Instructions to follow
The listing must be reproduced in full, exactly as it stands.

Given data
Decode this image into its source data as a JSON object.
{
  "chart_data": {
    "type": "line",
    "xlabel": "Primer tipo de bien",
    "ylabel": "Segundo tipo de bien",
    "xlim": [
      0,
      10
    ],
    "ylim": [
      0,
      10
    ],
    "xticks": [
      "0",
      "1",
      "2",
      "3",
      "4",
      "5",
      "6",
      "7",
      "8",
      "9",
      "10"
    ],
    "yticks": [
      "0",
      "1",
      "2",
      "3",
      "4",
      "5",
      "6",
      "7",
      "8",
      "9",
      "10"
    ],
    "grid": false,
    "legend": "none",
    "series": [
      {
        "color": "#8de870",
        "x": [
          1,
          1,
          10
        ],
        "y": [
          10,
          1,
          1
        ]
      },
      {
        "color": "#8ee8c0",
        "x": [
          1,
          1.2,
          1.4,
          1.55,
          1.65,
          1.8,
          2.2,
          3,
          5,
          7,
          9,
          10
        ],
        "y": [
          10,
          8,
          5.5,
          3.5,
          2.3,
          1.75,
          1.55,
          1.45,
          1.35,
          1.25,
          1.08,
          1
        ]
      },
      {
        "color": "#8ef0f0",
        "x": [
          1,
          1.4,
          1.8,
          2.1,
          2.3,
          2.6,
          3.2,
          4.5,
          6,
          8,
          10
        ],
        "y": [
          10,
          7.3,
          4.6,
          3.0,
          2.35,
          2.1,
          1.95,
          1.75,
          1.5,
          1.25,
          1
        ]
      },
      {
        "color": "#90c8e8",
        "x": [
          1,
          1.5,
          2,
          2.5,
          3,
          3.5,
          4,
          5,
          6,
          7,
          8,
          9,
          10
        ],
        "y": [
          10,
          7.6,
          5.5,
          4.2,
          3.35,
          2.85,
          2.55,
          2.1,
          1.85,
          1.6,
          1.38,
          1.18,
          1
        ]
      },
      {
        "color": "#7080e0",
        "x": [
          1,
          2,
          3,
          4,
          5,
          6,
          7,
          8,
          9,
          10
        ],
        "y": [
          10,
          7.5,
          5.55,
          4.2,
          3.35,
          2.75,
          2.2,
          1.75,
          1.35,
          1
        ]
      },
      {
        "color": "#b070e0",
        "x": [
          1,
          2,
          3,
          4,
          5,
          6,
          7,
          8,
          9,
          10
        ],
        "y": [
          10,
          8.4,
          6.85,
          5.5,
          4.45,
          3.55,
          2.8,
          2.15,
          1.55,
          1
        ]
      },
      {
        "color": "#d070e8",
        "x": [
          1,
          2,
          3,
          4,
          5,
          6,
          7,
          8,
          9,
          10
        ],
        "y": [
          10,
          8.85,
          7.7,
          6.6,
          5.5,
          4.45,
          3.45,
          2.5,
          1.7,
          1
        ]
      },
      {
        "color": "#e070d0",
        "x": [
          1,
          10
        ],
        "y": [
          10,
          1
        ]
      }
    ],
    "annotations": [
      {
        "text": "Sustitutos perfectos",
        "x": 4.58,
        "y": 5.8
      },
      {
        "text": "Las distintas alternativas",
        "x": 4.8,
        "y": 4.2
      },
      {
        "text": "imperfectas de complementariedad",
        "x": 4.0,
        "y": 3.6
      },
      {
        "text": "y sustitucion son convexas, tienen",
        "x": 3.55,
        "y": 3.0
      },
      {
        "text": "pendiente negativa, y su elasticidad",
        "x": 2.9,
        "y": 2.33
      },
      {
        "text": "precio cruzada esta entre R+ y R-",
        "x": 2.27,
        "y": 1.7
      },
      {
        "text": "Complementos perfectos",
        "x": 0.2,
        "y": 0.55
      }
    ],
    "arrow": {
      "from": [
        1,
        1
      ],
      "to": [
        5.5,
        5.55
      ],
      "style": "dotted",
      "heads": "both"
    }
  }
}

Completed exercise
Decode this image into its source data as a JSON object.
{
  "chart_data": {
    "type": "line",
    "xlabel": "Primer tipo de bien",
    "ylabel": "Segundo tipo de bien",
    "xlim": [
      0,
      10
    ],
    "ylim": [
      0,
      10
    ],
    "xticks": [
      "0",
      "1",
      "2",
      "3",
      "4",
      "5",
      "6",
      "7",
      "8",
      "9",
      "10"
    ],
    "yticks": [
      "0",
      "1",
      "2",
      "3",
      "4",
      "5",
      "6",
      "7",
      "8",
      "9",
      "10"
    ],
    "grid": false,
    "legend": "none",
    "series": [
      {
        "color": "#8de870",
        "x": [
          1,
          1,
          10
        ],
        "y": [
          10,
          1,
          1
        ]
      },
      {
        "color": "#8ee8c0",
        "x": [
          1,
          1.2,
          1.4,
          1.55,
          1.65,
          1.8,
          2.2,
          3,
          5,
          7,
          9,
          10
        ],
        "y": [
          10,
          8,
          5.5,
          3.5,
          2.3,
          1.75,
          1.55,
          1.45,
          1.35,
          1.25,
          1.08,
          1
        ]
      },
      {
        "color": "#8ef0f0",
        "x": [
          1,
          1.4,
          1.8,
          2.1,
          2.3,
          2.6,
          3.2,
          4.5,
          6,
          8,
          10
        ],
        "y": [
          10,
          7.3,
          4.6,
          3.0,
          2.35,
          2.1,
          1.95,
          1.75,
          1.5,
          1.25,
          1
        ]
      },
      {
        "color": "#90c8e8",
        "x": [
          1,
          1.5,
          2,
          2.5,
          3,
          3.5,
          4,
          5,
          6,
          7,
          8,
          9,
          10
        ],
        "y": [
          10,
          7.6,
          5.5,
          4.2,
          3.35,
          2.85,
          2.55,
          2.1,
          1.85,
          1.6,
          1.38,
          1.18,
          1
        ]
      },
      {
        "color": "#7080e0",
        "x": [
          1,
          2,
          3,
          4,
          5,
          6,
          7,
          8,
          9,
          10
        ],
        "y": [
          10,
          7.5,
          5.55,
          4.2,
          3.35,
          2.75,
          2.2,
          1.75,
          1.35,
          1
        ]
      },
      {
        "color": "#b070e0",
        "x": [
          1,
          2,
          3,
          4,
          5,
          6,
          7,
          8,
          9,
          10
        ],
        "y": [
          10,
          8.4,
          6.85,
          5.5,
          4.45,
          3.55,
          2.8,
          2.15,
          1.55,
          1
        ]
      },
      {
        "color": "#d070e8",
        "x": [
          1,
          2,
          3,
          4,
          5,
          6,
          7,
          8,
          9,
          10
        ],
        "y": [
          10,
          8.85,
          7.7,
          6.6,
          5.5,
          4.45,
          3.45,
          2.5,
          1.7,
          1
        ]
      },
      {
        "color": "#e070d0",
        "x": [
          1,
          10
        ],
        "y": [
          10,
          1
        ]
      }
    ],
    "annotations": [
      {
        "text": "Sustitutos perfectos",
        "x": 4.58,
        "y": 5.8
      },
      {
        "text": "Las distintas alternativas",
        "x": 4.8,
        "y": 4.2
      },
      {
        "text": "imperfectas de complementariedad",
        "x": 4.0,
        "y": 3.6
      },
      {
        "text": "y sustitucion son convexas, tienen",
        "x": 3.55,
        "y": 3.0
      },
      {
        "text": "pendiente negativa, y su elasticidad",
        "x": 2.9,
        "y": 2.33
      },
      {
        "text": "precio cruzada esta entre R+ y R-",
        "x": 2.27,
        "y": 1.7
      },
      {
        "text": "Complementos perfectos",
        "x": 0.2,
        "y": 0.55
      }
    ],
    "arrow": {
      "from": [
        1,
        1
      ],
      "to": [
        5.5,
        5.55
      ],
      "style": "dotted",
      "heads": "both"
    }
  }
}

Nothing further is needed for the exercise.